**EXERCISE:** Omit the pictures and output every entry below exactly as written.

**DATA RECORDS:**
===============

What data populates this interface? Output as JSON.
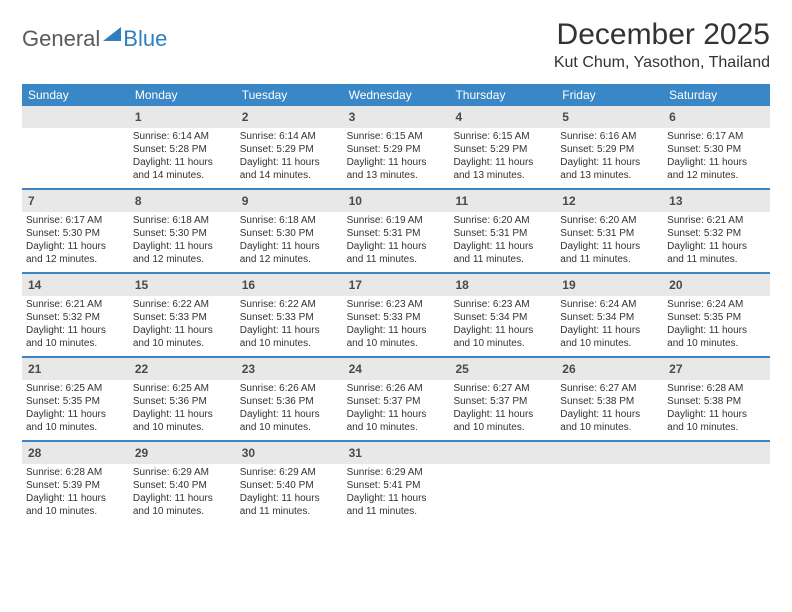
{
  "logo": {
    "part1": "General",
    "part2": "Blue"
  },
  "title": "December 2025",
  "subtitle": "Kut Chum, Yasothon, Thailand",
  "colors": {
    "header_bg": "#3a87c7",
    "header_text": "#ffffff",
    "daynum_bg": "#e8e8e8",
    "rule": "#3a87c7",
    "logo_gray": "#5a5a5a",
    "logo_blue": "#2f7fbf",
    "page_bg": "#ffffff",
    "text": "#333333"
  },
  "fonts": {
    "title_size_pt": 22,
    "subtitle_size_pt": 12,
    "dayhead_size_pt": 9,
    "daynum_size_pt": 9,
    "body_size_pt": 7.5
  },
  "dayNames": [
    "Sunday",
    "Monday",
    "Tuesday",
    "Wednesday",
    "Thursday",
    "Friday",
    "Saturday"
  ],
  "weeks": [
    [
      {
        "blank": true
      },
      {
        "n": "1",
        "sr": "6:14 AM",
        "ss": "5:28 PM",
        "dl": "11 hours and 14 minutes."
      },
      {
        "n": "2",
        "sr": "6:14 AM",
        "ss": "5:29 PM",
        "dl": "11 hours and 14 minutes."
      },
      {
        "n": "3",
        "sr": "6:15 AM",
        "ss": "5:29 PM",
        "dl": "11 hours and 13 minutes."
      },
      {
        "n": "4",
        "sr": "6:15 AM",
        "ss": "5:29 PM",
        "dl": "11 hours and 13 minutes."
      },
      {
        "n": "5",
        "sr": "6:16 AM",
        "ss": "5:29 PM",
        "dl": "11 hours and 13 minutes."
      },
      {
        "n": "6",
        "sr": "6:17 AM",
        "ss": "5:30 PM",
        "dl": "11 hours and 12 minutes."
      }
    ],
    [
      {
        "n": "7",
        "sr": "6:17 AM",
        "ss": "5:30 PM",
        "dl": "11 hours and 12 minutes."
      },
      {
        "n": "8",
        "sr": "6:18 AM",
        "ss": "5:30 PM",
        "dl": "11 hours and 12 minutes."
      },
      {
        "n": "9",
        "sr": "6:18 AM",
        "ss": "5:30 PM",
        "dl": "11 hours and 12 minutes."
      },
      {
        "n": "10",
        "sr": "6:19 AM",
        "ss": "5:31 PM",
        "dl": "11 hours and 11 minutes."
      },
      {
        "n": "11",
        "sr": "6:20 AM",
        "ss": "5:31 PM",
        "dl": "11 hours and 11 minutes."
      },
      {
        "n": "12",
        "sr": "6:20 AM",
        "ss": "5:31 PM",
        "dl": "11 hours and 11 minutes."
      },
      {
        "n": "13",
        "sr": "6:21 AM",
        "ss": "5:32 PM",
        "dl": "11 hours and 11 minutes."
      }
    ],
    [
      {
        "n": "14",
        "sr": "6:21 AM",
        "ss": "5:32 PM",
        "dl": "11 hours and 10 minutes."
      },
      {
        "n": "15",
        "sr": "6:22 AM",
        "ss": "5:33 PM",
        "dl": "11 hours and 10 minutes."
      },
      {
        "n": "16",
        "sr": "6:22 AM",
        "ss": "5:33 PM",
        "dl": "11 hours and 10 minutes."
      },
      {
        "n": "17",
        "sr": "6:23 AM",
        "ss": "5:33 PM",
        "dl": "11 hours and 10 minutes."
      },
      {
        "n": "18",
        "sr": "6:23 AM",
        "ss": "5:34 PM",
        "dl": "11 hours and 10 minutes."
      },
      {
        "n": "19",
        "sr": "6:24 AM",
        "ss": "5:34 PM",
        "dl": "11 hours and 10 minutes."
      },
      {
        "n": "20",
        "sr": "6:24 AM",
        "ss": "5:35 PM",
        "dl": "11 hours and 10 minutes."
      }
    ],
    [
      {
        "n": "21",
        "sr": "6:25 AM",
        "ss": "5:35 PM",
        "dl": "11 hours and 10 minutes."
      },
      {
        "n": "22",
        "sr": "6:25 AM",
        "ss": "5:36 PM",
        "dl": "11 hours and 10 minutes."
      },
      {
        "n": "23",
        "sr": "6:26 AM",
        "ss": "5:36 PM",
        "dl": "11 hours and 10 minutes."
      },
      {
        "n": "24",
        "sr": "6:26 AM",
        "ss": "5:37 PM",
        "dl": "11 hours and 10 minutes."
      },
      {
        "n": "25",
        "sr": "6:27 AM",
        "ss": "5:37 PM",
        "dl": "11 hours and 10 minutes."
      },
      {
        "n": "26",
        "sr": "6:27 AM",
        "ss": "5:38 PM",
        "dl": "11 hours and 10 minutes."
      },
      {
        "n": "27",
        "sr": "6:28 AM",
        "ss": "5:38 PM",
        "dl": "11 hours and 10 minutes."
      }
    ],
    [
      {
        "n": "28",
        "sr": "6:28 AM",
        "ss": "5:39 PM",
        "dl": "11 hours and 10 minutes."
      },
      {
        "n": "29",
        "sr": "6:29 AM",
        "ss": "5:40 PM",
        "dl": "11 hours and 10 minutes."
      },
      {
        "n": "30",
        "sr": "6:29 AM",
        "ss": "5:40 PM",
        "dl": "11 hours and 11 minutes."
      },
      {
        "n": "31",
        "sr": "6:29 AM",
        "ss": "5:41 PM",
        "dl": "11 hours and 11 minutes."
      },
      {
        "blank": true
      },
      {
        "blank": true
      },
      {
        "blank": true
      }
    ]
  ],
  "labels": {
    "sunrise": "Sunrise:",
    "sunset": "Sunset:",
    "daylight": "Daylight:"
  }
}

===============

**WRITTEN RESPONSE:**
What data populates this interface? Output as JSON.
{
  "logo": {
    "part1": "General",
    "part2": "Blue"
  },
  "title": "December 2025",
  "subtitle": "Kut Chum, Yasothon, Thailand",
  "colors": {
    "header_bg": "#3a87c7",
    "header_text": "#ffffff",
    "daynum_bg": "#e8e8e8",
    "rule": "#3a87c7",
    "logo_gray": "#5a5a5a",
    "logo_blue": "#2f7fbf",
    "page_bg": "#ffffff",
    "text": "#333333"
  },
  "fonts": {
    "title_size_pt": 22,
    "subtitle_size_pt": 12,
    "dayhead_size_pt": 9,
    "daynum_size_pt": 9,
    "body_size_pt": 7.5
  },
  "dayNames": [
    "Sunday",
    "Monday",
    "Tuesday",
    "Wednesday",
    "Thursday",
    "Friday",
    "Saturday"
  ],
  "weeks": [
    [
      {
        "blank": true
      },
      {
        "n": "1",
        "sr": "6:14 AM",
        "ss": "5:28 PM",
        "dl": "11 hours and 14 minutes."
      },
      {
        "n": "2",
        "sr": "6:14 AM",
        "ss": "5:29 PM",
        "dl": "11 hours and 14 minutes."
      },
      {
        "n": "3",
        "sr": "6:15 AM",
        "ss": "5:29 PM",
        "dl": "11 hours and 13 minutes."
      },
      {
        "n": "4",
        "sr": "6:15 AM",
        "ss": "5:29 PM",
        "dl": "11 hours and 13 minutes."
      },
      {
        "n": "5",
        "sr": "6:16 AM",
        "ss": "5:29 PM",
        "dl": "11 hours and 13 minutes."
      },
      {
        "n": "6",
        "sr": "6:17 AM",
        "ss": "5:30 PM",
        "dl": "11 hours and 12 minutes."
      }
    ],
    [
      {
        "n": "7",
        "sr": "6:17 AM",
        "ss": "5:30 PM",
        "dl": "11 hours and 12 minutes."
      },
      {
        "n": "8",
        "sr": "6:18 AM",
        "ss": "5:30 PM",
        "dl": "11 hours and 12 minutes."
      },
      {
        "n": "9",
        "sr": "6:18 AM",
        "ss": "5:30 PM",
        "dl": "11 hours and 12 minutes."
      },
      {
        "n": "10",
        "sr": "6:19 AM",
        "ss": "5:31 PM",
        "dl": "11 hours and 11 minutes."
      },
      {
        "n": "11",
        "sr": "6:20 AM",
        "ss": "5:31 PM",
        "dl": "11 hours and 11 minutes."
      },
      {
        "n": "12",
        "sr": "6:20 AM",
        "ss": "5:31 PM",
        "dl": "11 hours and 11 minutes."
      },
      {
        "n": "13",
        "sr": "6:21 AM",
        "ss": "5:32 PM",
        "dl": "11 hours and 11 minutes."
      }
    ],
    [
      {
        "n": "14",
        "sr": "6:21 AM",
        "ss": "5:32 PM",
        "dl": "11 hours and 10 minutes."
      },
      {
        "n": "15",
        "sr": "6:22 AM",
        "ss": "5:33 PM",
        "dl": "11 hours and 10 minutes."
      },
      {
        "n": "16",
        "sr": "6:22 AM",
        "ss": "5:33 PM",
        "dl": "11 hours and 10 minutes."
      },
      {
        "n": "17",
        "sr": "6:23 AM",
        "ss": "5:33 PM",
        "dl": "11 hours and 10 minutes."
      },
      {
        "n": "18",
        "sr": "6:23 AM",
        "ss": "5:34 PM",
        "dl": "11 hours and 10 minutes."
      },
      {
        "n": "19",
        "sr": "6:24 AM",
        "ss": "5:34 PM",
        "dl": "11 hours and 10 minutes."
      },
      {
        "n": "20",
        "sr": "6:24 AM",
        "ss": "5:35 PM",
        "dl": "11 hours and 10 minutes."
      }
    ],
    [
      {
        "n": "21",
        "sr": "6:25 AM",
        "ss": "5:35 PM",
        "dl": "11 hours and 10 minutes."
      },
      {
        "n": "22",
        "sr": "6:25 AM",
        "ss": "5:36 PM",
        "dl": "11 hours and 10 minutes."
      },
      {
        "n": "23",
        "sr": "6:26 AM",
        "ss": "5:36 PM",
        "dl": "11 hours and 10 minutes."
      },
      {
        "n": "24",
        "sr": "6:26 AM",
        "ss": "5:37 PM",
        "dl": "11 hours and 10 minutes."
      },
      {
        "n": "25",
        "sr": "6:27 AM",
        "ss": "5:37 PM",
        "dl": "11 hours and 10 minutes."
      },
      {
        "n": "26",
        "sr": "6:27 AM",
        "ss": "5:38 PM",
        "dl": "11 hours and 10 minutes."
      },
      {
        "n": "27",
        "sr": "6:28 AM",
        "ss": "5:38 PM",
        "dl": "11 hours and 10 minutes."
      }
    ],
    [
      {
        "n": "28",
        "sr": "6:28 AM",
        "ss": "5:39 PM",
        "dl": "11 hours and 10 minutes."
      },
      {
        "n": "29",
        "sr": "6:29 AM",
        "ss": "5:40 PM",
        "dl": "11 hours and 10 minutes."
      },
      {
        "n": "30",
        "sr": "6:29 AM",
        "ss": "5:40 PM",
        "dl": "11 hours and 11 minutes."
      },
      {
        "n": "31",
        "sr": "6:29 AM",
        "ss": "5:41 PM",
        "dl": "11 hours and 11 minutes."
      },
      {
        "blank": true
      },
      {
        "blank": true
      },
      {
        "blank": true
      }
    ]
  ],
  "labels": {
    "sunrise": "Sunrise:",
    "sunset": "Sunset:",
    "daylight": "Daylight:"
  }
}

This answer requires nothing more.